* Testo fornito
::::::

Presentati i progetti sociali della basilica di San Pietro in preparazione al Giubileo. I “Rosari del mare” e “Seconda chance”: sono i due progetti più significativi compresi nelle “azioni di carattere sociale della basilica papale di San Pietro in preparazione al Giubileo”. A presentarli è stato il cardinale arciprete Mauro Gambetti, durante un incontro con i giornalisti svoltosi stamane, martedì 5 dicembre, nella Sala stampa della Santa Sede, attualmente in via dell’Ospedale.

La prima iniziativa, avviata nel settembre scorso in collaborazione con la Fondazione Casa dello Spirito e delle Arti, impiega persone rifugiate nella produzione di corone mariane destinate ai pellegrini che giungono in Vaticano; la seconda, portata avanti con l’associazione che ha lo stesso nome del progetto, promuove il reinserimento dei detenuti nella società tramite attività lavorativa.

Illustrando le motivazioni generali delle attività, il cardinale Gambetti ha indicato tre parole-chiave per l’Anno giubilare: gratuità, giustizia, perdono. Proprio da esse - grazie anche alla collaborazione con il Dipartimento dell’Amministrazione penitenziaria del Ministero della Giustizia della Repubblica italiana e con le due associazioni coinvolte - nascono i progetti sociali promossi dalla basilica di San Pietro.

Riguardo alla gratuità, il porporato ha sottolineato che si vive in un mondo dove ciascuno “è un dono e tutto ciò che utilizziamo o di cui abbiamo il temporaneo possesso ha la sua origine nella gratuità”. Ne deriva che “prima di pensare alla retribuzione da ricevere, occorre impegnarsi per restituire ciò che è stato ricevuto in dono (in prestito), mettendo a disposizione degli altri il “talento” e i “talenti”.

::::::

* Dati forniti
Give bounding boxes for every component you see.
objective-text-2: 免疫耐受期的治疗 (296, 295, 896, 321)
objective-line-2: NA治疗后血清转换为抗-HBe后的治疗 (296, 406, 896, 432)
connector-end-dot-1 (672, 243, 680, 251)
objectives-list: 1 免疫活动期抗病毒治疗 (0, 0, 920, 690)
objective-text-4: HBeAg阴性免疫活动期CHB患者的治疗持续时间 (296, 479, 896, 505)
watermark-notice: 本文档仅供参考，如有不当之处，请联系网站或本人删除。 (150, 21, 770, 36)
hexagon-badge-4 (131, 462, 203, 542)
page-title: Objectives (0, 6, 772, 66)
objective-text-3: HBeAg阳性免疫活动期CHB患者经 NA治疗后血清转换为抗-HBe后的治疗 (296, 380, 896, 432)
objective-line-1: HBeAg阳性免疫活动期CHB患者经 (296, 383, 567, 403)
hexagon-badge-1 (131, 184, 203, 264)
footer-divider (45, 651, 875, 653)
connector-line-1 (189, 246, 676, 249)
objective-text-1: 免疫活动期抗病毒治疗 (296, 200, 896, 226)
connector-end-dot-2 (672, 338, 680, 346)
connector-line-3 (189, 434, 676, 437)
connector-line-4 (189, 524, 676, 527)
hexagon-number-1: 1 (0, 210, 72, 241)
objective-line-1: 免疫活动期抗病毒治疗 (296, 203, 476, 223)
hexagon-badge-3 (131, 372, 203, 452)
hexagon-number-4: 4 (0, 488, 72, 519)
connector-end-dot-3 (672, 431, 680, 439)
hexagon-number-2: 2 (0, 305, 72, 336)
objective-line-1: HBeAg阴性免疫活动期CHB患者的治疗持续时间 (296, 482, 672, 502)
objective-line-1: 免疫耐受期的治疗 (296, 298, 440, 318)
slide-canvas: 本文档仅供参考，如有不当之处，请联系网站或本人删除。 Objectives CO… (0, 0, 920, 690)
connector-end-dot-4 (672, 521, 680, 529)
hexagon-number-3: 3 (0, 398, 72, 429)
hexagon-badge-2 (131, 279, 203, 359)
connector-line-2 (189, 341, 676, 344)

::::::

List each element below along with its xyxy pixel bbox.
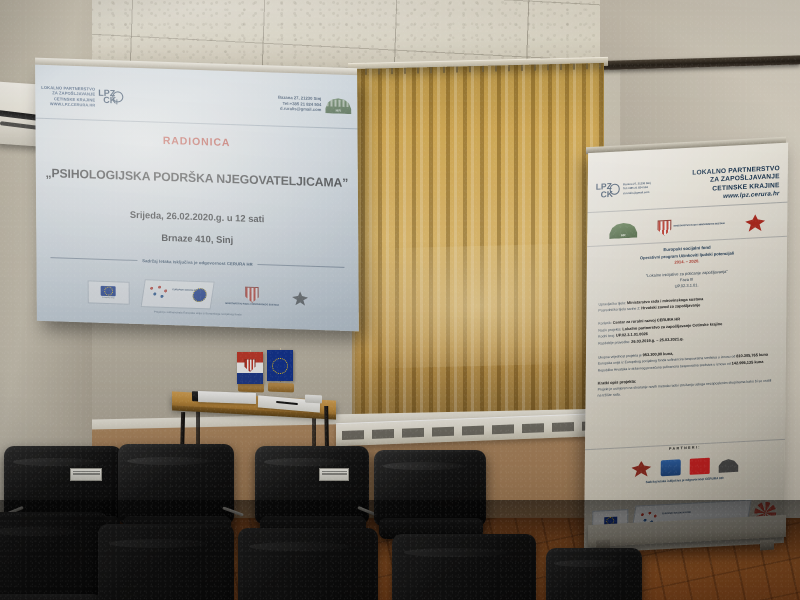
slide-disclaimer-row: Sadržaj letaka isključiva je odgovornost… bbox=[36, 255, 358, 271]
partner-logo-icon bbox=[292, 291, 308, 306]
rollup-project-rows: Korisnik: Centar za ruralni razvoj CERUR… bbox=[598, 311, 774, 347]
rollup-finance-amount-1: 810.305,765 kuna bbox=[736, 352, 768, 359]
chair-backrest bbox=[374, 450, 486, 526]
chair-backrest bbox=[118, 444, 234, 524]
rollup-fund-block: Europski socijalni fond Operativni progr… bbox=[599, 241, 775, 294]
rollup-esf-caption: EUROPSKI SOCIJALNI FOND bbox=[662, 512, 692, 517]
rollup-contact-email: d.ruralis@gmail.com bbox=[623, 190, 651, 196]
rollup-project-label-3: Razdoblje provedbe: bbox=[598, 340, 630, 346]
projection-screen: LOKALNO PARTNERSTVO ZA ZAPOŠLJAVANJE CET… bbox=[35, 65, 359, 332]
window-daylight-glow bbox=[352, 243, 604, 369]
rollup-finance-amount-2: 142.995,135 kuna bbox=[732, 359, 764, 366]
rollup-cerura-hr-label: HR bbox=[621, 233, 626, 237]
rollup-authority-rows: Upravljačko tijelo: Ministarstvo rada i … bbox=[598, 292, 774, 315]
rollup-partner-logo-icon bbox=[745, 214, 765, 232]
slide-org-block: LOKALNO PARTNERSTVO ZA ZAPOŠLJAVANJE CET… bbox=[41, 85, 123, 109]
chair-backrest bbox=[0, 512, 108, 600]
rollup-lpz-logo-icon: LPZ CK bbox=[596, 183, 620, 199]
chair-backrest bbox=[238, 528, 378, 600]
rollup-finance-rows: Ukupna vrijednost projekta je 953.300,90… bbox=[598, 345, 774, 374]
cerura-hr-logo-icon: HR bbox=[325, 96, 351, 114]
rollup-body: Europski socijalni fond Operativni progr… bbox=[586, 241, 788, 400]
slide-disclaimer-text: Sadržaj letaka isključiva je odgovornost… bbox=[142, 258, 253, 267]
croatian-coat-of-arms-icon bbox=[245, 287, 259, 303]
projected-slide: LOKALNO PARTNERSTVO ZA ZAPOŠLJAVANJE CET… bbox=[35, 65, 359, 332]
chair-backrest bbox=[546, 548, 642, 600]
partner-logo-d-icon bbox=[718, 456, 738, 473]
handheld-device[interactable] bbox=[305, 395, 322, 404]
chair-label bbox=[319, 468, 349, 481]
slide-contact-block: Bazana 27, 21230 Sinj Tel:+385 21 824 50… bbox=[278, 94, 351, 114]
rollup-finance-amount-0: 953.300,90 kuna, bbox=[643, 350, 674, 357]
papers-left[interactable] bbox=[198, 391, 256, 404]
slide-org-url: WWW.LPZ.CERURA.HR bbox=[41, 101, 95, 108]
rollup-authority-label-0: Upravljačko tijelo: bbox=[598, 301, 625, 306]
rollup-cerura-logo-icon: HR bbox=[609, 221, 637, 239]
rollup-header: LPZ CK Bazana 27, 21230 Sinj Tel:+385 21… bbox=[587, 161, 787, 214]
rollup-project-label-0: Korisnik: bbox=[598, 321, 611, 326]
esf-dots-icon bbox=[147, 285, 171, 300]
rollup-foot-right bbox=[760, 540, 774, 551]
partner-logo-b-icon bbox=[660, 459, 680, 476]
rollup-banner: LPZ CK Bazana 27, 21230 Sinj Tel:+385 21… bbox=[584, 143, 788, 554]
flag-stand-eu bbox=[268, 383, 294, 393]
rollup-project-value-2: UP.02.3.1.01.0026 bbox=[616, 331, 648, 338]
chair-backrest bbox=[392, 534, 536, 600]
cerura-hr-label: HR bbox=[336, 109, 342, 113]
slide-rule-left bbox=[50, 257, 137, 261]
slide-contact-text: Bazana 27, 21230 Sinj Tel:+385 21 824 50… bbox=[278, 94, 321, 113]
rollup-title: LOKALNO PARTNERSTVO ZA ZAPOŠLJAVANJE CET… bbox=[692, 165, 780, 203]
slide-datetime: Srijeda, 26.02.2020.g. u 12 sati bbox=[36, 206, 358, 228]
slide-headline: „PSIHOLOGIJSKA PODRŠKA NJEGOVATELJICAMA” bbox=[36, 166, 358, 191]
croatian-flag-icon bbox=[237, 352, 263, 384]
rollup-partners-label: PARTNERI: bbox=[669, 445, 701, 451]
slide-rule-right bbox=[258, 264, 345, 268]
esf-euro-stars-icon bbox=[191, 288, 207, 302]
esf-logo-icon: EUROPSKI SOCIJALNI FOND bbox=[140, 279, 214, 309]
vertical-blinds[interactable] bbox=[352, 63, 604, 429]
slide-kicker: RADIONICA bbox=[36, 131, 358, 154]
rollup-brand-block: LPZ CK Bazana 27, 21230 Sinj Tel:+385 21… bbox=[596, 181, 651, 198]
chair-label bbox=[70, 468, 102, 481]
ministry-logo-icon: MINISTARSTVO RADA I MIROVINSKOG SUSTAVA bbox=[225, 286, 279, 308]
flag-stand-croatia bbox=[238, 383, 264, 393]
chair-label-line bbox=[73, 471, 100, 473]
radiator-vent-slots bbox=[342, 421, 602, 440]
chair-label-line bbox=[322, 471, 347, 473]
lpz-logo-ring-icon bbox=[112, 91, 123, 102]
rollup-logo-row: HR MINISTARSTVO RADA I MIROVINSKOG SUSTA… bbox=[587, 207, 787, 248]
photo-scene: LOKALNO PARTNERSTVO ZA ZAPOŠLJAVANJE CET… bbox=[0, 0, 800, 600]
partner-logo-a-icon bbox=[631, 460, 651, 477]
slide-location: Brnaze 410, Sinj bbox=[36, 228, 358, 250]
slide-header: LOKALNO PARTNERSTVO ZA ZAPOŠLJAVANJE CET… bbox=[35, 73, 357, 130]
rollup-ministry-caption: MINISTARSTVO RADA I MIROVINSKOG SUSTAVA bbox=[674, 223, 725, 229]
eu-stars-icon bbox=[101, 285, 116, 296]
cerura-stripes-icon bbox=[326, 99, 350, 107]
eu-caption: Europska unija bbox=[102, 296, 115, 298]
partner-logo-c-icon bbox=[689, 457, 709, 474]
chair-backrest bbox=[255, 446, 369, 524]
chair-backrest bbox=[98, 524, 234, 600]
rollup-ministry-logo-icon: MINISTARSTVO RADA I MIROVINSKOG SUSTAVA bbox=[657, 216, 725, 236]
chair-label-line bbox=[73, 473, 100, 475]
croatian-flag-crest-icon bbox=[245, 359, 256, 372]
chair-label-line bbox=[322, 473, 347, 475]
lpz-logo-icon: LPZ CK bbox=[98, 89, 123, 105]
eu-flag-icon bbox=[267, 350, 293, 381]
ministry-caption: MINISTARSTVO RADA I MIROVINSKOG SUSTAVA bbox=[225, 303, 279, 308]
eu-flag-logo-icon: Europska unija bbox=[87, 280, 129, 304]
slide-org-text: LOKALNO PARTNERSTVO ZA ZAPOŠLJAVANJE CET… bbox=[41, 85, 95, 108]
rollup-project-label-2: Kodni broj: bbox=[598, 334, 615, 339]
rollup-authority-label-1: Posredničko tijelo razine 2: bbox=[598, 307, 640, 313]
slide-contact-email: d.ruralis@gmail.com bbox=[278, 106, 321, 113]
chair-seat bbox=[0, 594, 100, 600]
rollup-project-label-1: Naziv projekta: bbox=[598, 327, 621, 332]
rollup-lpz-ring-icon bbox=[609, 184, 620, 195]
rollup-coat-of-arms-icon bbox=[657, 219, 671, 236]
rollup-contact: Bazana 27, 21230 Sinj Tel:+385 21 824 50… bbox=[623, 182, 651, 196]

::::::

* Consegna
Riscrivi il testo sui progetti sociali della basilica di San Pietro partendo da "Illustrando le motivazioni" e terminando con "di San Pietro.", sostituendo "parole-chiave" con "parole guida". L'elenco non serve a svolgere questo esercizio.

* Risposta
Illustrando le motivazioni generali delle attività, il cardinale Gambetti ha indicato tre parole guida per l’Anno giubilare: gratuità, giustizia, perdono. Proprio da esse - grazie anche alla collaborazione con il Dipartimento dell’Amministrazione penitenziaria del Ministero della Giustizia della Repubblica italiana e con le due associazioni coinvolte - nascono i progetti sociali promossi dalla basilica di San Pietro.